----- Documento -----

Nella metà degli anni Novanta un nuovo movimento di ribellione, l’Allied Defence Forces (ADF), si installò nelle regioni congolesi del massiccio del Rwenzori. Il leader di questa nuova forza era Jamir Mukulu, un esponete del movimento islamico Tabligh, una corrente radicale di origine indiana [Simba Kayunga 1993], che aveva fatto proseliti fra alcune fazioni della comunità musulmana ugandese. Per quanto poco chiaro, l’obiettivo politico sbandierato dal movimento era di cacciare Museveni e fondare uno Stato islamico. La fondazione dell’ADF venne sostenuta dal Sudan, che sospettava il governo di Museveni di supportare la Sudan People Liberation Army, il movimento armato che nel 2011 avrebbe portato all’indipendenza del Sud Sudan. L’obiettivo era quello di riunire i combattenti NALU e i veterani del Rwenzururu Movement per creare un movimento armato maggiormente radicato fra la popolazione rurale [Prunier 2004].
Per anni l’ADF seminò il terrore nella regione del Rwenzori: attacchi indiscriminati, rapimenti, massacri e saccheggi obbligarono centinaia di migliaia di persone a lasciare le proprie terre per trovare rifugio nei campi profughi. Il governo ugandese accusò i realisti bakonzo di sostenere l’ADF e lo stesso Charles Mumbere, all’epoca ancora negli Stati Uniti, venne sospettato di istigare la ribellione [3]. Dopo numerosi insuccessi, l’UPDF, sotto il comando del generale James Kazini, riuscì ad arginare l’ADF che venne definitivamente sconfitta soltanto nel 2008. Il movimento ribelle si ritirò in Congo, dove è ancora oggi attivo ed è ritenuto responsabile di numerosi massacri compiuti nell’arera di Beni e Butembo nel Nord Kivu [Titeca, Vlassenroot 2012] [4].

----- Dati archiviati -----

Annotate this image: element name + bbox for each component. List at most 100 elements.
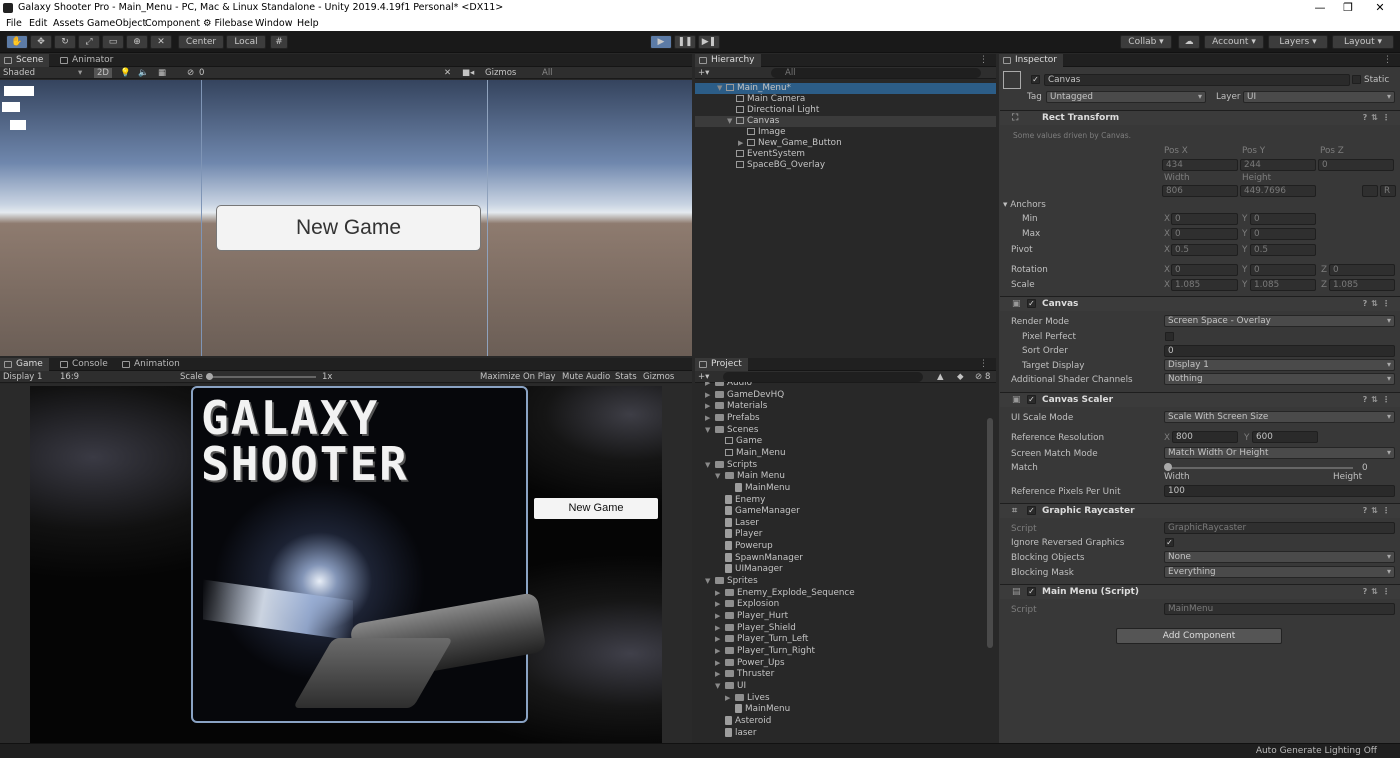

-----

Consegna:
Trascrivi dal documento sull'ADF il passo che va da "Per anni l’ADF" a "Vlassenroot 2012] [4].".

Soluzione:
Per anni l’ADF seminò il terrore nella regione del Rwenzori: attacchi indiscriminati, rapimenti, massacri e saccheggi obbligarono centinaia di migliaia di persone a lasciare le proprie terre per trovare rifugio nei campi profughi. Il governo ugandese accusò i realisti bakonzo di sostenere l’ADF e lo stesso Charles Mumbere, all’epoca ancora negli Stati Uniti, venne sospettato di istigare la ribellione [3]. Dopo numerosi insuccessi, l’UPDF, sotto il comando del generale James Kazini, riuscì ad arginare l’ADF che venne definitivamente sconfitta soltanto nel 2008. Il movimento ribelle si ritirò in Congo, dove è ancora oggi attivo ed è ritenuto responsabile di numerosi massacri compiuti nell’arera di Beni e Butembo nel Nord Kivu [Titeca, Vlassenroot 2012] [4].